演習課題:
[1] 大学病院の受診を綴った文章から、「入口では何人もの職員さんがい」から「たが、a先生ではないらしい。」までの部分を、「たが、a先生ではないらしい。」も含めてそのまま書き出すこと。
[2] 大学病院の受診を綴った文章を、最後の一文のあとから書き継ぐこと。

本文ブロック:
入口では何人もの職員さんがいて、手の消毒や検温のチェックが厳しかった。そんな時の受診である。初診の慣れない手続きを済ませるだけで私はぐったりしてきた。(どんな先生なんだろう・・。)怖くなって腰が引けてきた。緊張しそうで、事前にネット検索してa先生の情報は入れないようにしていた。それなのに、病院に着いたら急に妄想は膨らんでゆく。仙人のような白い髭のお顔。見た目も怖いうえ、厳しい事を言われたら、どうしよう。昔読んだ漫画『ブラックジャック』の登場人物に出てきそうな・・ドラマ『白い巨塔』など、頭に浮かんできた。おそらく研究機関のある大学病院という事にどこか怖くなっていた。研究に協力する意思はあるのだが、どんな事をするんだろう・・。

そのうち名前が呼ばれた。「よし!」と気合をいれた。診察室に入ると、入れ替わり立ち代わり白衣を着たお医者らしき方々が、目の前に現れた。いくつか質問された。ご丁寧にご対応下さったが、a先生ではないらしい。

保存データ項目
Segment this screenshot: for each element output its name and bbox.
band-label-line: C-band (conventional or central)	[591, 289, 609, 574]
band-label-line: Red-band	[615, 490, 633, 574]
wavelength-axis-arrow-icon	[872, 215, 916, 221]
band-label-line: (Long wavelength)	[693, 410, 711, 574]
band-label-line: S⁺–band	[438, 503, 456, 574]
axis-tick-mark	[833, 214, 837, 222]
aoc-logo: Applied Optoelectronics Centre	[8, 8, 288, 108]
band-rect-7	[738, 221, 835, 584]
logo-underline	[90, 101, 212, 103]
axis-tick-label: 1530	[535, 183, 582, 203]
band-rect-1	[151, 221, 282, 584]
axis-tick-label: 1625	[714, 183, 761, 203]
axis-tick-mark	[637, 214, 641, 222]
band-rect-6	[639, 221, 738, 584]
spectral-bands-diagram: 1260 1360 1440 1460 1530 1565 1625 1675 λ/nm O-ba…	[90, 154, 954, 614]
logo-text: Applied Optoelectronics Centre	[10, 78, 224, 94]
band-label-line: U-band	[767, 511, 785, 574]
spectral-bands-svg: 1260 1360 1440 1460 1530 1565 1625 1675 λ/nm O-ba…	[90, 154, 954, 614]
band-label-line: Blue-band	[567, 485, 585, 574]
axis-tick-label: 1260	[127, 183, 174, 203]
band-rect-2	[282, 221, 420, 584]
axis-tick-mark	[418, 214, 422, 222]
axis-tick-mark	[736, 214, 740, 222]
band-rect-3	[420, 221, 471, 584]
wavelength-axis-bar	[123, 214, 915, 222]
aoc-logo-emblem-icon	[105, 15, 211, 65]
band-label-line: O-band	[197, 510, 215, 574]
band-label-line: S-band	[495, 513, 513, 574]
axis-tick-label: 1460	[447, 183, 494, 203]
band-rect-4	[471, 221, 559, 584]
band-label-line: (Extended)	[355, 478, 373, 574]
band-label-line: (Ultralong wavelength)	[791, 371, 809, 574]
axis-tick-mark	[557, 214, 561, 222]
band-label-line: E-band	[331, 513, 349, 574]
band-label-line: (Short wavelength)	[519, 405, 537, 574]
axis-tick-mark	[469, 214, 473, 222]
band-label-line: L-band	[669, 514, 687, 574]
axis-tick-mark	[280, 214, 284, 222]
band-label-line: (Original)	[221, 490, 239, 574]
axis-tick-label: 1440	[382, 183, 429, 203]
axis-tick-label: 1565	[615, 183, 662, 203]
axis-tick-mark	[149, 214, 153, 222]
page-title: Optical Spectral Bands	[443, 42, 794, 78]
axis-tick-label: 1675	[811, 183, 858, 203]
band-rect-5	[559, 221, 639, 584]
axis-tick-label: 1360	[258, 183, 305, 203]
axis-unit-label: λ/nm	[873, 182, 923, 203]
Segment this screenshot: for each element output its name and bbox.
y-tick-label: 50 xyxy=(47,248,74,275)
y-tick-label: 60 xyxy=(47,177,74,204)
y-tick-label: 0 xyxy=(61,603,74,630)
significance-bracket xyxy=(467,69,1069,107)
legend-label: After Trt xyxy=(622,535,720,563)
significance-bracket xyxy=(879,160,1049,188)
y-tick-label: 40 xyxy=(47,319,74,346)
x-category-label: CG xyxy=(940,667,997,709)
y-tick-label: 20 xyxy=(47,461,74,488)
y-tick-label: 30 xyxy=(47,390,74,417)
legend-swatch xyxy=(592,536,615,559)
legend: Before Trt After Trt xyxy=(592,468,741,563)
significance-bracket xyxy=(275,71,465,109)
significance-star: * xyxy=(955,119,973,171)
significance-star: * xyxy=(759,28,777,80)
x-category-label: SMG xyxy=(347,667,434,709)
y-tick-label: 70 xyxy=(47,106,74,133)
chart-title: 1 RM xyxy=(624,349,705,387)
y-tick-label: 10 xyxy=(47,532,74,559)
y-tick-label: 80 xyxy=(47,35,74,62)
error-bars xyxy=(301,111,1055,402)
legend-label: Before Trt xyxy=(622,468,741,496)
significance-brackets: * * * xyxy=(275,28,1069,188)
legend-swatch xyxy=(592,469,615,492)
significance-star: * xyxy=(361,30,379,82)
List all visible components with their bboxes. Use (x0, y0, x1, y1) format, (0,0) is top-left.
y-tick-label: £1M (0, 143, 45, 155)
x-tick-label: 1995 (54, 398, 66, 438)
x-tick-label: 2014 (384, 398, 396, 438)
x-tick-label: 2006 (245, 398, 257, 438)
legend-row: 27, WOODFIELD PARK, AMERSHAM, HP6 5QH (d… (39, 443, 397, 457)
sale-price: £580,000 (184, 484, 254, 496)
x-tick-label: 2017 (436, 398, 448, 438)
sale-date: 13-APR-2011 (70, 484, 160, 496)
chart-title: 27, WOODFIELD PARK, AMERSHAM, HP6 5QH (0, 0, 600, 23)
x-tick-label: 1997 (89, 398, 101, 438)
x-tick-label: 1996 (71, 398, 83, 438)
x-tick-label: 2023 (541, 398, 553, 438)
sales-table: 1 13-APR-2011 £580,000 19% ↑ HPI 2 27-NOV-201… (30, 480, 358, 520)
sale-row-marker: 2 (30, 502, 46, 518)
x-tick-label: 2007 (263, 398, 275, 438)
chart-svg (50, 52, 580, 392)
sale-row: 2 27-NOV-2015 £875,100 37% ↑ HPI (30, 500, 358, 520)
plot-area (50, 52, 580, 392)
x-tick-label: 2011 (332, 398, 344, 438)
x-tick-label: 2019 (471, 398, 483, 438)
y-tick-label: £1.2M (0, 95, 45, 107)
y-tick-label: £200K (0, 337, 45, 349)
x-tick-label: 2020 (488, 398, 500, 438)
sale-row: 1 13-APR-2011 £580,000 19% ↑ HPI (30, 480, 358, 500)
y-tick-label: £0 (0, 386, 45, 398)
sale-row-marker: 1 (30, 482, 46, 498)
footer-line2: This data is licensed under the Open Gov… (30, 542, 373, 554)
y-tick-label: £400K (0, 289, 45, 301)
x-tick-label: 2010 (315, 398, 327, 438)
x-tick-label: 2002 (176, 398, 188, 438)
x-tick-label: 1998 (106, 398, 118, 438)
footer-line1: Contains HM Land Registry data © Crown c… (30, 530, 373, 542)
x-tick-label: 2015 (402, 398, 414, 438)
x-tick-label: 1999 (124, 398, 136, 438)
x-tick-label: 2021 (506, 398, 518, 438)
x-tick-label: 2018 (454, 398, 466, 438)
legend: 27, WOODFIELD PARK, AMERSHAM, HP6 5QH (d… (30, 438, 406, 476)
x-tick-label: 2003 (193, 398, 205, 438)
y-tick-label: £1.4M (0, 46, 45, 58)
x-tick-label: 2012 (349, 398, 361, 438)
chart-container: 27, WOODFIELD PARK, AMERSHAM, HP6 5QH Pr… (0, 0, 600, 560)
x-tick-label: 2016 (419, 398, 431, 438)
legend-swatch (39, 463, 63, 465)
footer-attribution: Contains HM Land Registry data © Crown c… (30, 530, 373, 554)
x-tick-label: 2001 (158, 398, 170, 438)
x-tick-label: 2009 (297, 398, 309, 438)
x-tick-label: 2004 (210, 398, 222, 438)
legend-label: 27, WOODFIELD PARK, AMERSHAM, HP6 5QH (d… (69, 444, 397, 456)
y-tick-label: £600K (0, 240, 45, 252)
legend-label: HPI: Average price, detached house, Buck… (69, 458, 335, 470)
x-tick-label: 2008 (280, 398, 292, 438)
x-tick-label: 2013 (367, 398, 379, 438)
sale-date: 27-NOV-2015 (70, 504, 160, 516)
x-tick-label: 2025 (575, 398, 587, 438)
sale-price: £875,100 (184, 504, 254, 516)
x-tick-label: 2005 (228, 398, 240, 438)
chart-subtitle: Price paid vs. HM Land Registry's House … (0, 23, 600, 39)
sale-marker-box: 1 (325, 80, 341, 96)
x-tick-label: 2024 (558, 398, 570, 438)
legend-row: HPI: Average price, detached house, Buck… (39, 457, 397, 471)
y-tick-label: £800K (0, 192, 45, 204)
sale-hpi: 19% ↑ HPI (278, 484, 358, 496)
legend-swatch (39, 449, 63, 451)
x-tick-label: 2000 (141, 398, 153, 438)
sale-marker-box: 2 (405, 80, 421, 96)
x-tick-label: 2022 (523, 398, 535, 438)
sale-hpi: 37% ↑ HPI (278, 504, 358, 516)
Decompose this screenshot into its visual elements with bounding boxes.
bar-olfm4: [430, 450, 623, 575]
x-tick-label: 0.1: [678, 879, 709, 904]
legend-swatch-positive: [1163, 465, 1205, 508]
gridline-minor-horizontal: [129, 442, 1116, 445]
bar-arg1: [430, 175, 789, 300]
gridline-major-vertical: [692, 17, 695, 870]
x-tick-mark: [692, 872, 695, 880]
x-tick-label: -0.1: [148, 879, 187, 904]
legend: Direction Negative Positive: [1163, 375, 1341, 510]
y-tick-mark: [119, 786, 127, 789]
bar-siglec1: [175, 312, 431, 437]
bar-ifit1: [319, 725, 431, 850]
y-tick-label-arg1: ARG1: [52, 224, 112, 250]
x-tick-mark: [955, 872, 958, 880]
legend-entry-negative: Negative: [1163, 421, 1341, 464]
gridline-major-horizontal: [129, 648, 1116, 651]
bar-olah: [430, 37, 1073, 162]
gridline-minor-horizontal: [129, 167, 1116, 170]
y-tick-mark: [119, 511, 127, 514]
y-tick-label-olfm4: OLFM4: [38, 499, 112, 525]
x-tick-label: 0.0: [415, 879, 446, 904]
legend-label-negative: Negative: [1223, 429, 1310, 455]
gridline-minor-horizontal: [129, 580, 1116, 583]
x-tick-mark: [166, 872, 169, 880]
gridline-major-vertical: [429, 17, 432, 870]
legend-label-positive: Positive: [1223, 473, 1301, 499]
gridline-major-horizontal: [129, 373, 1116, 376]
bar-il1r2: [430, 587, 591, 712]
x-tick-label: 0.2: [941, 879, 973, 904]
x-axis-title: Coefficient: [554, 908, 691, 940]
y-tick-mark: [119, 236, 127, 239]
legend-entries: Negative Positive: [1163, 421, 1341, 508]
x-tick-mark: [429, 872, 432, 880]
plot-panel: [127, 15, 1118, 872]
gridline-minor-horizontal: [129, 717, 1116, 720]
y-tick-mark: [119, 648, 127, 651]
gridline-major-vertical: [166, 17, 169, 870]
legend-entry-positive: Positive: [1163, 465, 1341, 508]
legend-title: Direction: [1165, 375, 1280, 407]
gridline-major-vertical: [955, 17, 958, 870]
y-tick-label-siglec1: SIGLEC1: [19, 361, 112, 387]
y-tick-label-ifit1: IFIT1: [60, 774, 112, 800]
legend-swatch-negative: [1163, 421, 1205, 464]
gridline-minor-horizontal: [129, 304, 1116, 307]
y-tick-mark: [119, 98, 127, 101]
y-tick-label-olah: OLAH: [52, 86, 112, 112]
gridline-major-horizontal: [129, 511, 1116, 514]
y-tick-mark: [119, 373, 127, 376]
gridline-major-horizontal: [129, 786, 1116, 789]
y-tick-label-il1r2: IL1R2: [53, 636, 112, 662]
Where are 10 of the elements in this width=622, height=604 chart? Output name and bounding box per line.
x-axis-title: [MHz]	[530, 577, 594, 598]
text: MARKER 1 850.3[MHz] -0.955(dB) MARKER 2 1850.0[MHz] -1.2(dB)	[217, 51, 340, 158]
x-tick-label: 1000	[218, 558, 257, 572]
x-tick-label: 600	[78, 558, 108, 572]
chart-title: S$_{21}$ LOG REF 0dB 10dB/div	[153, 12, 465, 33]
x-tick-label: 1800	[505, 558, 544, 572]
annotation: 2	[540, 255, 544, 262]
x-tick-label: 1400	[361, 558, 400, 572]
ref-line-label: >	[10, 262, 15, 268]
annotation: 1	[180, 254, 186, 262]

記述解答:
[1]
入口では何人もの職員さんがいて、手の消毒や検温のチェックが厳しかった。そんな時の受診である。初診の慣れない手続きを済ませるだけで私はぐったりしてきた。(どんな先生なんだろう・・。)怖くなって腰が引けてきた。緊張しそうで、事前にネット検索してa先生の情報は入れないようにしていた。それなのに、病院に着いたら急に妄想は膨らんでゆく。仙人のような白い髭のお顔。見た目も怖いうえ、厳しい事を言われたら、どうしよう。昔読んだ漫画『ブラックジャック』の登場人物に出てきそうな・・ドラマ『白い巨塔』など、頭に浮かんできた。おそらく研究機関のある大学病院という事にどこか怖くなっていた。研究に協力する意思はあるのだが、どんな事をするんだろう・・。

そのうち名前が呼ばれた。「よし!」と気合をいれた。診察室に入ると、入れ替わり立ち代わり白衣を着たお医者らしき方々が、目の前に現れた。いくつか質問された。ご丁寧にご対応下さったが、a先生ではないらしい。

[2]
又すぐに待合席に戻された。気合を入れたのでちょっと拍子抜けして、またドキドキが止まらない。「具合が悪いので帰ります。」と目の前を歩いている看護師さんに言いそうになったが、ここは病院であった。間もなく「お待たせして申し訳ありません!」と息を切らして、私を待合席まで迎えに来てくれた方がいた。そのまま付いてゆき診察室に入る。その方はドクターの椅子に座る。「え?・・a先生なんですか!?」と、最初に発した私の言葉に、後ろに立っている職員さんたちが驚いていたのは、マスク越しでもわかった。しまったと思ったが私はあんまりにも驚いていた。あとで知ったのだが、a先生は研究医師として著名なお方であった。先生を頼って受診する方ばかりだと思う。私は全然存じ上げず、事の流れのままa先生を訪ねたのだ。勝手に意地悪で怖そうな方を想像をしていたのも申し訳ないが、まさか先生ご自身が待合席へ迎えに来てくださることがあるなんて。更に「はい。私がaです。宜しくお願いします。」とニコニコされて深々と頭を下げて下さった。

深くお辞儀をされご挨拶されるなんて・・。本当に恐縮であった。a先生との出会いは驚きと、私の失態から始まった。